### STATED PROBLEM
Find each line in the following listing that has the string "icon", then state the count and nothing else.

□ □ □

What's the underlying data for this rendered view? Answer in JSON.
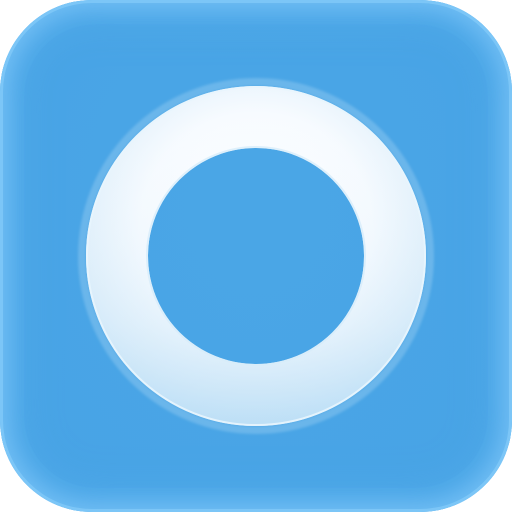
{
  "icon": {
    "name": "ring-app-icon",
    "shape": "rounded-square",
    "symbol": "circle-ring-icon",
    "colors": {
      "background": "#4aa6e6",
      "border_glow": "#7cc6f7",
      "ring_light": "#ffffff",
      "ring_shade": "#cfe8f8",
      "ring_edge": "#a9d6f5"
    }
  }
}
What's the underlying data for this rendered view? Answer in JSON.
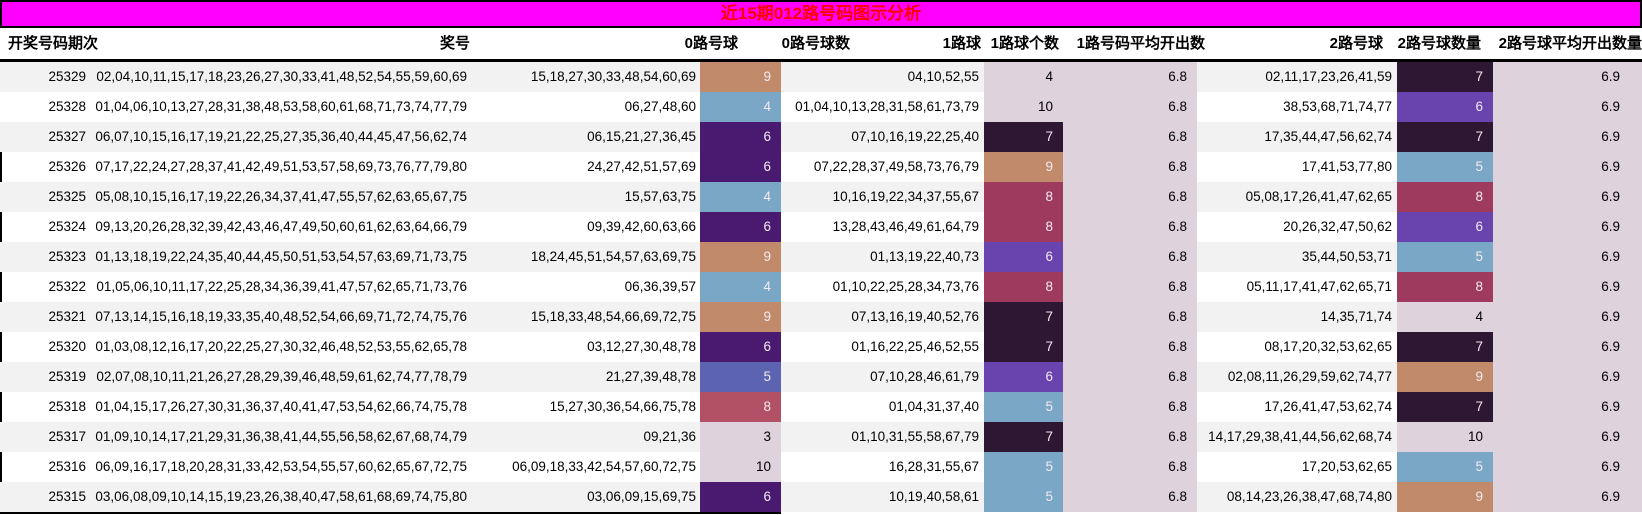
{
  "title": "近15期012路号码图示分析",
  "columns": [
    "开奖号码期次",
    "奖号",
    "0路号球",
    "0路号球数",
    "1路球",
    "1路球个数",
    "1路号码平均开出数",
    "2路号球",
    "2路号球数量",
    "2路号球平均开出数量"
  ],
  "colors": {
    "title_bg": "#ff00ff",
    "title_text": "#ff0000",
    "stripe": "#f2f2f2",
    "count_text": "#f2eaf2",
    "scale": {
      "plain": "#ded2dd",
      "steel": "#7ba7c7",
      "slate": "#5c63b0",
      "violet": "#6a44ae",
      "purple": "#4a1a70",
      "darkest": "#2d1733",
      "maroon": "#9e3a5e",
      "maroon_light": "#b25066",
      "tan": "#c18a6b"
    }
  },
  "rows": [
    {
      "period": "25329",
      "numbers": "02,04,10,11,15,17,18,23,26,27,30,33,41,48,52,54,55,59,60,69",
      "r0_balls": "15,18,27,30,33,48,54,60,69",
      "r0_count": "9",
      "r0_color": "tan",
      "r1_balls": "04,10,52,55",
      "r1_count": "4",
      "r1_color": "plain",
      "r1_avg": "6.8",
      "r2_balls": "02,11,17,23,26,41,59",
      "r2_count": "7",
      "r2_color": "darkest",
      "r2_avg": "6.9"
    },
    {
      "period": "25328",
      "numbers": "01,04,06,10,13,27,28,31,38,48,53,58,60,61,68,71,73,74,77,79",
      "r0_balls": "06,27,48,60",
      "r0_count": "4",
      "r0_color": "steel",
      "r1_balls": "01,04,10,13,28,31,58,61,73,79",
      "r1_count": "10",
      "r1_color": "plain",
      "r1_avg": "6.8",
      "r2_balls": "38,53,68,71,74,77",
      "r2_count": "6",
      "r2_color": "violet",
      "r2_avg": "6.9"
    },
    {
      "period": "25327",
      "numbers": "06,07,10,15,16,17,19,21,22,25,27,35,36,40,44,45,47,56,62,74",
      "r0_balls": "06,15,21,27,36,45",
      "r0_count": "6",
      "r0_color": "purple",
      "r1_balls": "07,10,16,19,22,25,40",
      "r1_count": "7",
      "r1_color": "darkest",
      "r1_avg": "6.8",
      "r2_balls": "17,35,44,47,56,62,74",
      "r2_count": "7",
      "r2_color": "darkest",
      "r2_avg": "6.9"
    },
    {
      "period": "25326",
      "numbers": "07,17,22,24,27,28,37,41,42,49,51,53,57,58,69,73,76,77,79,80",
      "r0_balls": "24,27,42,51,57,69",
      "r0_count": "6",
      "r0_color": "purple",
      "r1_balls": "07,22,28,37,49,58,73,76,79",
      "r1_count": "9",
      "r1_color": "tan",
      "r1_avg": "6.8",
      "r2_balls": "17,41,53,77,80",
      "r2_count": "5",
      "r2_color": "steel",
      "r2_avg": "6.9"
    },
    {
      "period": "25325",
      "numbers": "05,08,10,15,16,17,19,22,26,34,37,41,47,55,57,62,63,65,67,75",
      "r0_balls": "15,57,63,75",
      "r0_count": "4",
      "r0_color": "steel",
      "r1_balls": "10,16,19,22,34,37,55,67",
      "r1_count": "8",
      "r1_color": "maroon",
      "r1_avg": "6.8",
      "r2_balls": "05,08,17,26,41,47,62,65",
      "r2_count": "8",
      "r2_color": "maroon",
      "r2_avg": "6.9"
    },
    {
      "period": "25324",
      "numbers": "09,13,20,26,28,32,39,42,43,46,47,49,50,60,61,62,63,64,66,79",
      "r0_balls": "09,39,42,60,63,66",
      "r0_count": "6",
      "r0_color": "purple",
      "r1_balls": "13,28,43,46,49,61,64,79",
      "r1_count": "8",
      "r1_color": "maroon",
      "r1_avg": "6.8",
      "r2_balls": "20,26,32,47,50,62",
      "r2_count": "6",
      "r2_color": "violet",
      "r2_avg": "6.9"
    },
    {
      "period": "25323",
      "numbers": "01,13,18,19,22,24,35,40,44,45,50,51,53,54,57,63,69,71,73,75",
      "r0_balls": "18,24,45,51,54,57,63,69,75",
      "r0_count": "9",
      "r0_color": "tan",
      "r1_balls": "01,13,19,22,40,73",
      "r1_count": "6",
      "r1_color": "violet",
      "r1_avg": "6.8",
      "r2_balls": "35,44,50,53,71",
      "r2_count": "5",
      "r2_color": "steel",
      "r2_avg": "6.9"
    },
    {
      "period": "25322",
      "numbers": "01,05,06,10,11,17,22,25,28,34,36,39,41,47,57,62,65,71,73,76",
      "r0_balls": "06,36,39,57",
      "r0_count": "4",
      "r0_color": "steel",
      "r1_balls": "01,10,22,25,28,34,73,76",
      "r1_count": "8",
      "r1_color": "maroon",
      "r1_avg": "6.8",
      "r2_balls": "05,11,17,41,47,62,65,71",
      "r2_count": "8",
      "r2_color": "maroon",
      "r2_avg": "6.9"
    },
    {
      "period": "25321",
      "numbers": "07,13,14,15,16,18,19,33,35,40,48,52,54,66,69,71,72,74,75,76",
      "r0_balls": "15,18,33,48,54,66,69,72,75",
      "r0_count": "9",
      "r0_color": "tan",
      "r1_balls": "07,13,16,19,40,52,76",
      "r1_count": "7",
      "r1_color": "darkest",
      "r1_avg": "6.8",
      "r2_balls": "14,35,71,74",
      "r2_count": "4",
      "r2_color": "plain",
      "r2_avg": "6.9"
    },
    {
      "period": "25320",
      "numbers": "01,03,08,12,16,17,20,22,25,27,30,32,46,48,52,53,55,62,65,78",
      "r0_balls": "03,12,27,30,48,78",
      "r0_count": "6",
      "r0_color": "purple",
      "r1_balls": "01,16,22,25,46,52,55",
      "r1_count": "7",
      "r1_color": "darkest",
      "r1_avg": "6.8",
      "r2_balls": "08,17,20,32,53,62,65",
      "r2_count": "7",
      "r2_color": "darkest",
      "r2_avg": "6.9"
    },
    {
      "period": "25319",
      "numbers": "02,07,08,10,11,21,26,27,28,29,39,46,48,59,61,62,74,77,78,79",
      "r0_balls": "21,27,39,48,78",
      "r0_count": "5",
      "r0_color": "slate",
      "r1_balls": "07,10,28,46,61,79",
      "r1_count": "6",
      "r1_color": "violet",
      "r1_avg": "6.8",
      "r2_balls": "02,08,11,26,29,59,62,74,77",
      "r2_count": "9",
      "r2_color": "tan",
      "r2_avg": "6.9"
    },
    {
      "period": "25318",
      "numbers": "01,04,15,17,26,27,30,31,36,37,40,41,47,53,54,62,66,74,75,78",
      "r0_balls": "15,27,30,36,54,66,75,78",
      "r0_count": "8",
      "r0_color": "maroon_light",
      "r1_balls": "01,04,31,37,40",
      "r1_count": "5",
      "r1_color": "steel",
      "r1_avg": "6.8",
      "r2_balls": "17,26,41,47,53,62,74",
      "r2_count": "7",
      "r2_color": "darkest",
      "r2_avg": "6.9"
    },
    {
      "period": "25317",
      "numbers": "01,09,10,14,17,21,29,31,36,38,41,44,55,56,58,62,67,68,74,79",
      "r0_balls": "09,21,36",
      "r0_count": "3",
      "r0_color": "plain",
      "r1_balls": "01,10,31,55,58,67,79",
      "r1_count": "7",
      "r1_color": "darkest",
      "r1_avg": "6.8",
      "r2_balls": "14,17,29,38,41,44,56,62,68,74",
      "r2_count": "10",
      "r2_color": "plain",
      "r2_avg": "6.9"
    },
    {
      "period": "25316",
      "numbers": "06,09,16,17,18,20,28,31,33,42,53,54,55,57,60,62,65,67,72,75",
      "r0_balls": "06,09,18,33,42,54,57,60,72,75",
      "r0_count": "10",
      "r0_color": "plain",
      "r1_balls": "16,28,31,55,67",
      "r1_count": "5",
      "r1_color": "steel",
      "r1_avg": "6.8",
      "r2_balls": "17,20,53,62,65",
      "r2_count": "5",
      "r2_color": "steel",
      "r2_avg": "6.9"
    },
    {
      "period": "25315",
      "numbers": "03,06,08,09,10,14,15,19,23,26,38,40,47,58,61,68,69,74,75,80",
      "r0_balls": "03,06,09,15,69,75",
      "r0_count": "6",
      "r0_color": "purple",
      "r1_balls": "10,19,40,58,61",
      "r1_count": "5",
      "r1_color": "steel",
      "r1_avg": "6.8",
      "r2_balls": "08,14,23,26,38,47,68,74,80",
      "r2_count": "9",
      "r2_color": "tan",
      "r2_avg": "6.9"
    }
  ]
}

□ □ □

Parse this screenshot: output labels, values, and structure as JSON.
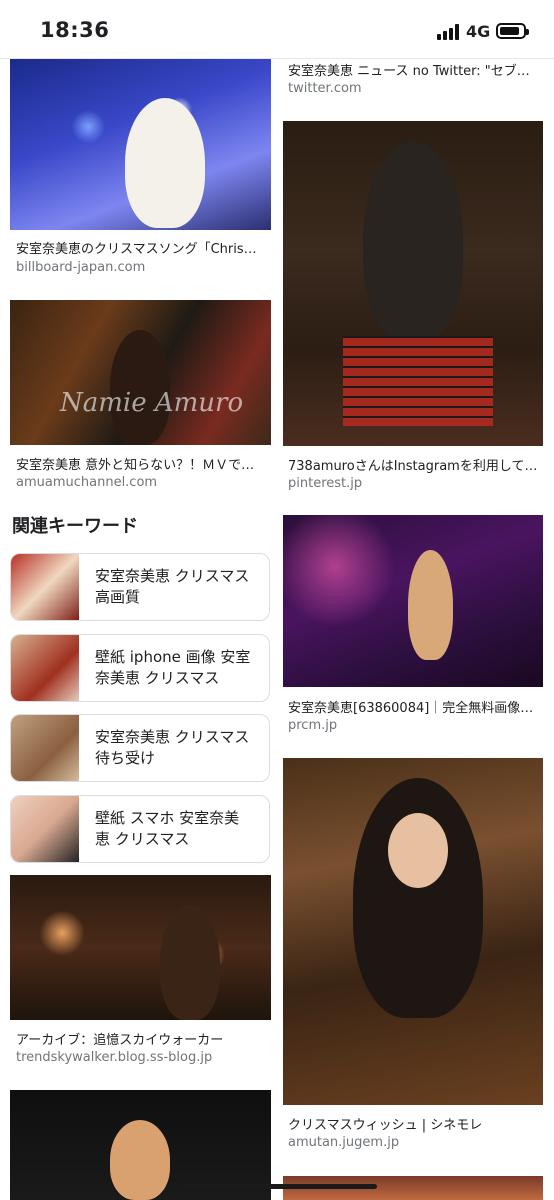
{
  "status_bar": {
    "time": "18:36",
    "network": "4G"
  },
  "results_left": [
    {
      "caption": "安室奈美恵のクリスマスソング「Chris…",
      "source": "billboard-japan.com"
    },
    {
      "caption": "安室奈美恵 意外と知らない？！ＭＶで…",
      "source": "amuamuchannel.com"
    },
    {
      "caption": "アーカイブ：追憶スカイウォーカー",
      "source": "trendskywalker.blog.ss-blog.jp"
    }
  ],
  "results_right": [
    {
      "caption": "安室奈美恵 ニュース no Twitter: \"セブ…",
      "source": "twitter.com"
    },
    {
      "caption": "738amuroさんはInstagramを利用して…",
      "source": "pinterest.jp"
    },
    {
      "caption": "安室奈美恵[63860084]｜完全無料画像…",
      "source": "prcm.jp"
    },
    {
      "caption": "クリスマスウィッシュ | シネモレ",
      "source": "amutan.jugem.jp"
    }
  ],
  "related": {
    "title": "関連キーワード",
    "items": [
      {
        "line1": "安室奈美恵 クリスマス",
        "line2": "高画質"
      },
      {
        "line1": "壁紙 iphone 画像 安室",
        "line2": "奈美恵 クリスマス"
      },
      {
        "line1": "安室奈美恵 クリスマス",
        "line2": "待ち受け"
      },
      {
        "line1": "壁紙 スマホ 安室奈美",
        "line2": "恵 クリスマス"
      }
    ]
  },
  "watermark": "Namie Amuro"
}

□ □ □

### COMPLETE RESPONSE
3